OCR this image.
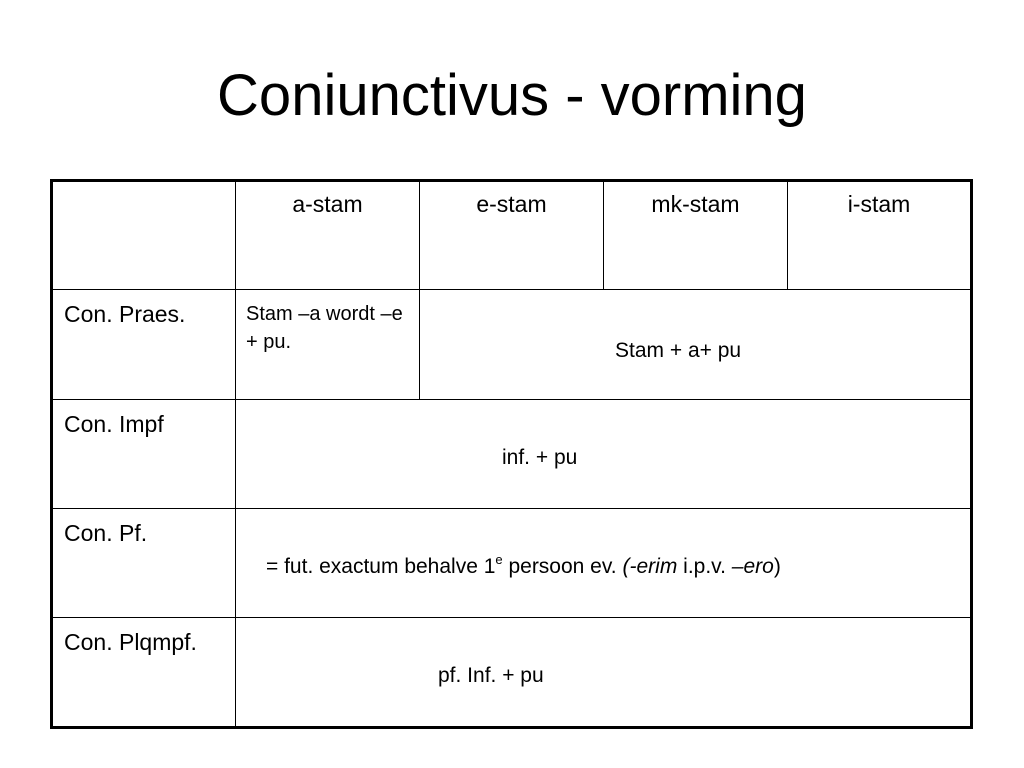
Coniunctivus - vorming
	a-stam	e-stam	mk-stam	i-stam
Con. Praes.	Stam –a wordt –e + pu.	Stam + a+ pu		

Con. Impf	inf. + pu			

Con. Pf.	= fut. exactum behalve 1e persoon ev. (-erim i.p.v. –ero)			

Con. Plqmpf.	pf. Inf. + pu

Set task ->
Working from the lines above, reproduce the material exactly and exclude its pictures.

Solution to this task ->
OCR this image.
Coniunctivus - vorming
	a-stam	e-stam	mk-stam	i-stam
Con. Praes.	Stam –a wordt –e + pu.	Stam + a+ pu		

Con. Impf	inf. + pu			

Con. Pf.	= fut. exactum behalve 1e persoon ev. (-erim i.p.v. –ero)			

Con. Plqmpf.	pf. Inf. + pu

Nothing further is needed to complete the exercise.